* [Written instruction] Each entry below is to be duplicated verbatim.

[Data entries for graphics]
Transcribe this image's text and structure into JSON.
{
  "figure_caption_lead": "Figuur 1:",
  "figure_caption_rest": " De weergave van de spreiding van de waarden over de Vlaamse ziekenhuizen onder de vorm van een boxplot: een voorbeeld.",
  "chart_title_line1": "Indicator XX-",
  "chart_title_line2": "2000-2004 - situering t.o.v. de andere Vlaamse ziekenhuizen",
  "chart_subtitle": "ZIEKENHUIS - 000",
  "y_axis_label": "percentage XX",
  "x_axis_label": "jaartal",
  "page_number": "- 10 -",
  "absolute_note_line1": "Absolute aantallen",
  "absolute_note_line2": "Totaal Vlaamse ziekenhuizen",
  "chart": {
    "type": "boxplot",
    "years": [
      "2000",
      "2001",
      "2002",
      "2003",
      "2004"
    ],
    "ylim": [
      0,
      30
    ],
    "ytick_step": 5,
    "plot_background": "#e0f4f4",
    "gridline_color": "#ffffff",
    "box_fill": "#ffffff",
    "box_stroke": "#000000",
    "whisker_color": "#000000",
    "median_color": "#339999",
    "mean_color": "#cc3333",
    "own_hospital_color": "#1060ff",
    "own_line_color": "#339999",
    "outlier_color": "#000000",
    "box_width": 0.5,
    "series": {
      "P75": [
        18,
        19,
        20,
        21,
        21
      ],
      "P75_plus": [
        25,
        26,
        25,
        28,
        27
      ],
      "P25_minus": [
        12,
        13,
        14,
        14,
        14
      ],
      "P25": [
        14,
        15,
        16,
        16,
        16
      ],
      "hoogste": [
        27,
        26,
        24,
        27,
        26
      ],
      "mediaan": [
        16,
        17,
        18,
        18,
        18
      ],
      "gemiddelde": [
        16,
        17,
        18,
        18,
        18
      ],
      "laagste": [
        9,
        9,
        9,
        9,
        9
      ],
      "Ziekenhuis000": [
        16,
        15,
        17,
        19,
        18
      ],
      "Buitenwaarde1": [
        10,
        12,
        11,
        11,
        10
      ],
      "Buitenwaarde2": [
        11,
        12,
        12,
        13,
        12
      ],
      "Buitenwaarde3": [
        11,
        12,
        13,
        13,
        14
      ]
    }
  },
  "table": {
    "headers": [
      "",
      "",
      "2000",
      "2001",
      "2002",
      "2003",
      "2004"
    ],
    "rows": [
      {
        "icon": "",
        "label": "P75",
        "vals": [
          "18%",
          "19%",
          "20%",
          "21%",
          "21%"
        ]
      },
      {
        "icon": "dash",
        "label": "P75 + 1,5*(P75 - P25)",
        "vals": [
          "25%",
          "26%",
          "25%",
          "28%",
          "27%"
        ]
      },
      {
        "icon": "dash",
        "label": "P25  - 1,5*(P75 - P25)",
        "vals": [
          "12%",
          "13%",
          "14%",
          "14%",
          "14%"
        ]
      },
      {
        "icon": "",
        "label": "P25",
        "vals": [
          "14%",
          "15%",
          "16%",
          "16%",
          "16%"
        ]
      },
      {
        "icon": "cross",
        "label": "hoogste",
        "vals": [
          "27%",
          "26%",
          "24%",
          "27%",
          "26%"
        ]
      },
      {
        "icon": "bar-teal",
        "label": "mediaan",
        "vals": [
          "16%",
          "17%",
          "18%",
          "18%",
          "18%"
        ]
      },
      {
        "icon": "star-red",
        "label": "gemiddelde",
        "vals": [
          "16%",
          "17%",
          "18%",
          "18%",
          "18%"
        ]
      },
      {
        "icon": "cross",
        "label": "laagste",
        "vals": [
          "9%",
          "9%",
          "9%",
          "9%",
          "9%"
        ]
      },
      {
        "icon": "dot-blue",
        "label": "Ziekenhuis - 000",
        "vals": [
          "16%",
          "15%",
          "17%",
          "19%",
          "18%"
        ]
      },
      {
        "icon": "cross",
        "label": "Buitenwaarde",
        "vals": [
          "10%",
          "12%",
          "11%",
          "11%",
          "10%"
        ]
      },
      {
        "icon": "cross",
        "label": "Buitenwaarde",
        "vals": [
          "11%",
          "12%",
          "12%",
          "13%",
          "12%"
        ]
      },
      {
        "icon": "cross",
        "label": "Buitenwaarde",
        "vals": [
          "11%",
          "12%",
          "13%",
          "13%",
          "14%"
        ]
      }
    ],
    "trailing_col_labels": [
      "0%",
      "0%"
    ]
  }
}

* [The output]
Transcribe this image's text and structure into JSON.
{
  "figure_caption_lead": "Figuur 1:",
  "figure_caption_rest": " De weergave van de spreiding van de waarden over de Vlaamse ziekenhuizen onder de vorm van een boxplot: een voorbeeld.",
  "chart_title_line1": "Indicator XX-",
  "chart_title_line2": "2000-2004 - situering t.o.v. de andere Vlaamse ziekenhuizen",
  "chart_subtitle": "ZIEKENHUIS - 000",
  "y_axis_label": "percentage XX",
  "x_axis_label": "jaartal",
  "page_number": "- 10 -",
  "absolute_note_line1": "Absolute aantallen",
  "absolute_note_line2": "Totaal Vlaamse ziekenhuizen",
  "chart": {
    "type": "boxplot",
    "years": [
      "2000",
      "2001",
      "2002",
      "2003",
      "2004"
    ],
    "ylim": [
      0,
      30
    ],
    "ytick_step": 5,
    "plot_background": "#e0f4f4",
    "gridline_color": "#ffffff",
    "box_fill": "#ffffff",
    "box_stroke": "#000000",
    "whisker_color": "#000000",
    "median_color": "#339999",
    "mean_color": "#cc3333",
    "own_hospital_color": "#1060ff",
    "own_line_color": "#339999",
    "outlier_color": "#000000",
    "box_width": 0.5,
    "series": {
      "P75": [
        18,
        19,
        20,
        21,
        21
      ],
      "P75_plus": [
        25,
        26,
        25,
        28,
        27
      ],
      "P25_minus": [
        12,
        13,
        14,
        14,
        14
      ],
      "P25": [
        14,
        15,
        16,
        16,
        16
      ],
      "hoogste": [
        27,
        26,
        24,
        27,
        26
      ],
      "mediaan": [
        16,
        17,
        18,
        18,
        18
      ],
      "gemiddelde": [
        16,
        17,
        18,
        18,
        18
      ],
      "laagste": [
        9,
        9,
        9,
        9,
        9
      ],
      "Ziekenhuis000": [
        16,
        15,
        17,
        19,
        18
      ],
      "Buitenwaarde1": [
        10,
        12,
        11,
        11,
        10
      ],
      "Buitenwaarde2": [
        11,
        12,
        12,
        13,
        12
      ],
      "Buitenwaarde3": [
        11,
        12,
        13,
        13,
        14
      ]
    }
  },
  "table": {
    "headers": [
      "",
      "",
      "2000",
      "2001",
      "2002",
      "2003",
      "2004"
    ],
    "rows": [
      {
        "icon": "",
        "label": "P75",
        "vals": [
          "18%",
          "19%",
          "20%",
          "21%",
          "21%"
        ]
      },
      {
        "icon": "dash",
        "label": "P75 + 1,5*(P75 - P25)",
        "vals": [
          "25%",
          "26%",
          "25%",
          "28%",
          "27%"
        ]
      },
      {
        "icon": "dash",
        "label": "P25  - 1,5*(P75 - P25)",
        "vals": [
          "12%",
          "13%",
          "14%",
          "14%",
          "14%"
        ]
      },
      {
        "icon": "",
        "label": "P25",
        "vals": [
          "14%",
          "15%",
          "16%",
          "16%",
          "16%"
        ]
      },
      {
        "icon": "cross",
        "label": "hoogste",
        "vals": [
          "27%",
          "26%",
          "24%",
          "27%",
          "26%"
        ]
      },
      {
        "icon": "bar-teal",
        "label": "mediaan",
        "vals": [
          "16%",
          "17%",
          "18%",
          "18%",
          "18%"
        ]
      },
      {
        "icon": "star-red",
        "label": "gemiddelde",
        "vals": [
          "16%",
          "17%",
          "18%",
          "18%",
          "18%"
        ]
      },
      {
        "icon": "cross",
        "label": "laagste",
        "vals": [
          "9%",
          "9%",
          "9%",
          "9%",
          "9%"
        ]
      },
      {
        "icon": "dot-blue",
        "label": "Ziekenhuis - 000",
        "vals": [
          "16%",
          "15%",
          "17%",
          "19%",
          "18%"
        ]
      },
      {
        "icon": "cross",
        "label": "Buitenwaarde",
        "vals": [
          "10%",
          "12%",
          "11%",
          "11%",
          "10%"
        ]
      },
      {
        "icon": "cross",
        "label": "Buitenwaarde",
        "vals": [
          "11%",
          "12%",
          "12%",
          "13%",
          "12%"
        ]
      },
      {
        "icon": "cross",
        "label": "Buitenwaarde",
        "vals": [
          "11%",
          "12%",
          "13%",
          "13%",
          "14%"
        ]
      }
    ],
    "trailing_col_labels": [
      "0%",
      "0%"
    ]
  }
}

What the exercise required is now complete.